— Start —

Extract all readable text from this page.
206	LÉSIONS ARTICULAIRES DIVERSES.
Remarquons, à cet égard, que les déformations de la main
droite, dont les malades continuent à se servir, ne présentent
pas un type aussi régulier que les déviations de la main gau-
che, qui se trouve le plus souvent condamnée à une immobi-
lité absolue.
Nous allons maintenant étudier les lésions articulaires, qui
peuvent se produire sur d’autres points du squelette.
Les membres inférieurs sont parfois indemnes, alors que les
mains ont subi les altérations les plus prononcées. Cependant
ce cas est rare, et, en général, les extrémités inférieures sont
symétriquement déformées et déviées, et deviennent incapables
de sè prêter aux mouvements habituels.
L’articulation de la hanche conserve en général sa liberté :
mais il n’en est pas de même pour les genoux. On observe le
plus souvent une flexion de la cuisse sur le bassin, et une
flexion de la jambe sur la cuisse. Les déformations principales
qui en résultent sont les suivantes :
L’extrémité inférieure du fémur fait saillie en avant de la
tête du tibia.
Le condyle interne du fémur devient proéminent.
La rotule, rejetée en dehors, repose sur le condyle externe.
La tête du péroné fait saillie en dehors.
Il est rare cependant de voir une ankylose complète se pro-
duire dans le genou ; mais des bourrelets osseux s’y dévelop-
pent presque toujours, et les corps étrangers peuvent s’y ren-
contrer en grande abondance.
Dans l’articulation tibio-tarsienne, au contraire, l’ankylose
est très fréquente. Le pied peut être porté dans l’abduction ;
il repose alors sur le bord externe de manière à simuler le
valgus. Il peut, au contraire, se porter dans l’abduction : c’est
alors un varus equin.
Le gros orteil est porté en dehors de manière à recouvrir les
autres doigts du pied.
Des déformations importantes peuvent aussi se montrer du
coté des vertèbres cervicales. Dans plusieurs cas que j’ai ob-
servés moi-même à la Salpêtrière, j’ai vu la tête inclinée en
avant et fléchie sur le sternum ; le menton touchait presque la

— End —

- **EXERCISE DESCRIPTION**:
Transcribe the full listing above without leaving anything out.

- **RESULT OF THIS EXERCISE**:
Extract all readable text from this page.
206	LÉSIONS ARTICULAIRES DIVERSES.
Remarquons, à cet égard, que les déformations de la main
droite, dont les malades continuent à se servir, ne présentent
pas un type aussi régulier que les déviations de la main gau-
che, qui se trouve le plus souvent condamnée à une immobi-
lité absolue.
Nous allons maintenant étudier les lésions articulaires, qui
peuvent se produire sur d’autres points du squelette.
Les membres inférieurs sont parfois indemnes, alors que les
mains ont subi les altérations les plus prononcées. Cependant
ce cas est rare, et, en général, les extrémités inférieures sont
symétriquement déformées et déviées, et deviennent incapables
de sè prêter aux mouvements habituels.
L’articulation de la hanche conserve en général sa liberté :
mais il n’en est pas de même pour les genoux. On observe le
plus souvent une flexion de la cuisse sur le bassin, et une
flexion de la jambe sur la cuisse. Les déformations principales
qui en résultent sont les suivantes :
L’extrémité inférieure du fémur fait saillie en avant de la
tête du tibia.
Le condyle interne du fémur devient proéminent.
La rotule, rejetée en dehors, repose sur le condyle externe.
La tête du péroné fait saillie en dehors.
Il est rare cependant de voir une ankylose complète se pro-
duire dans le genou ; mais des bourrelets osseux s’y dévelop-
pent presque toujours, et les corps étrangers peuvent s’y ren-
contrer en grande abondance.
Dans l’articulation tibio-tarsienne, au contraire, l’ankylose
est très fréquente. Le pied peut être porté dans l’abduction ;
il repose alors sur le bord externe de manière à simuler le
valgus. Il peut, au contraire, se porter dans l’abduction : c’est
alors un varus equin.
Le gros orteil est porté en dehors de manière à recouvrir les
autres doigts du pied.
Des déformations importantes peuvent aussi se montrer du
coté des vertèbres cervicales. Dans plusieurs cas que j’ai ob-
servés moi-même à la Salpêtrière, j’ai vu la tête inclinée en
avant et fléchie sur le sternum ; le menton touchait presque la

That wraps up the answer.